Reproduce the material word for word; the images stay out.

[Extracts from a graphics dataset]
** Begin **
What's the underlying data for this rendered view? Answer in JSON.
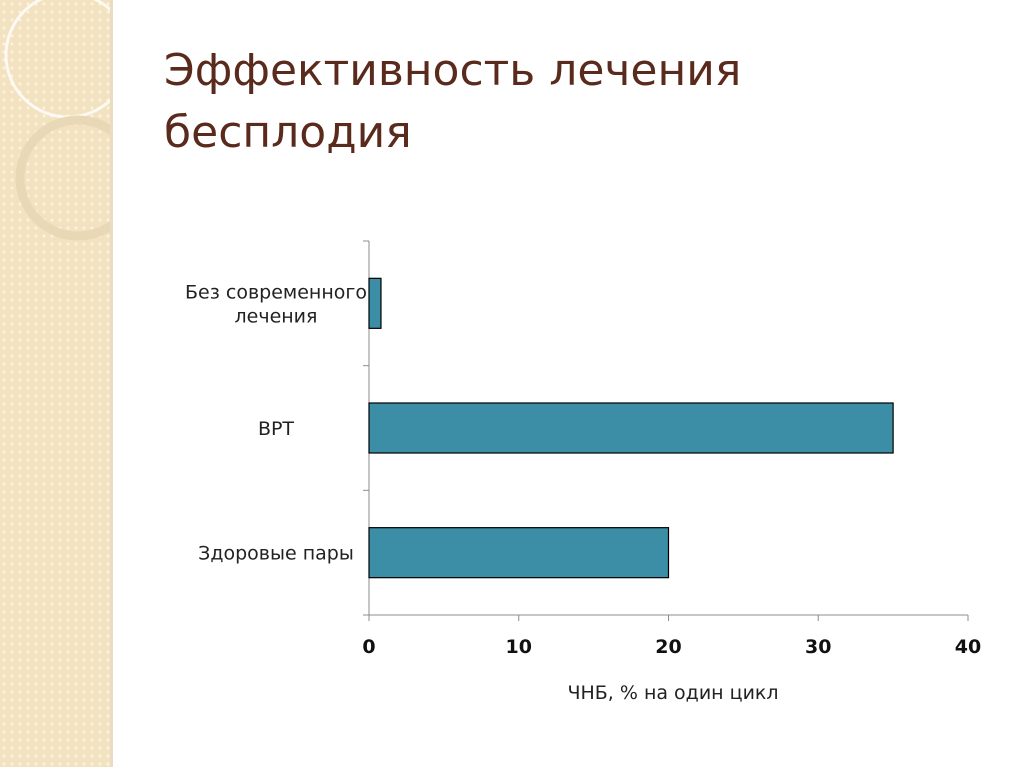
{
  "slide": {
    "title_line1": "Эффективность лечения",
    "title_line2": "бесплодия"
  },
  "colors": {
    "bar_fill": "#3b8ea5",
    "title": "#5a2a1d",
    "side_band": "#f2e2bf"
  },
  "chart_data": {
    "type": "bar",
    "orientation": "horizontal",
    "categories": [
      [
        "Без современного",
        "лечения"
      ],
      [
        "ВРТ"
      ],
      [
        "Здоровые пары"
      ]
    ],
    "values": [
      0.8,
      35,
      20
    ],
    "xlabel": "ЧНБ, % на один цикл",
    "ylabel": "",
    "xlim": [
      0,
      40
    ],
    "ticks": [
      0,
      10,
      20,
      30,
      40
    ],
    "grid": false,
    "legend": "none"
  }
}
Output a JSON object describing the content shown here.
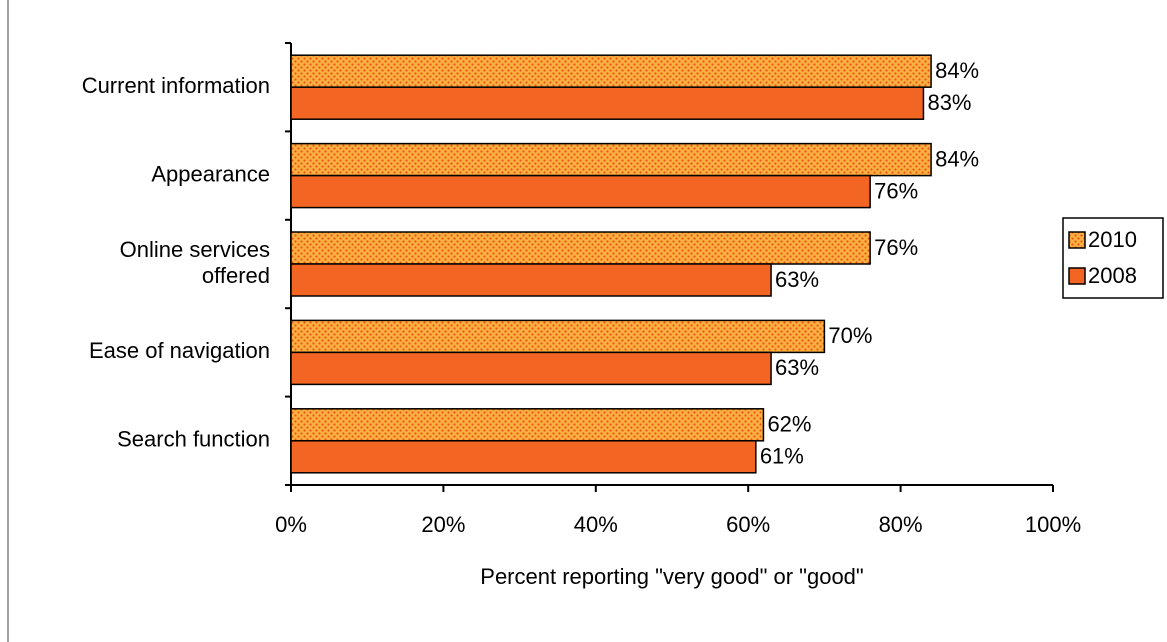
** End **
◆ **OUTPUT**
What's the underlying data for this rendered view? Answer in JSON.
{
  "slide": {
    "title_line1": "Эффективность лечения",
    "title_line2": "бесплодия"
  },
  "colors": {
    "bar_fill": "#3b8ea5",
    "title": "#5a2a1d",
    "side_band": "#f2e2bf"
  },
  "chart_data": {
    "type": "bar",
    "orientation": "horizontal",
    "categories": [
      [
        "Без современного",
        "лечения"
      ],
      [
        "ВРТ"
      ],
      [
        "Здоровые пары"
      ]
    ],
    "values": [
      0.8,
      35,
      20
    ],
    "xlabel": "ЧНБ, % на один цикл",
    "ylabel": "",
    "xlim": [
      0,
      40
    ],
    "ticks": [
      0,
      10,
      20,
      30,
      40
    ],
    "grid": false,
    "legend": "none"
  }
}
Output a JSON object describing the content shown here.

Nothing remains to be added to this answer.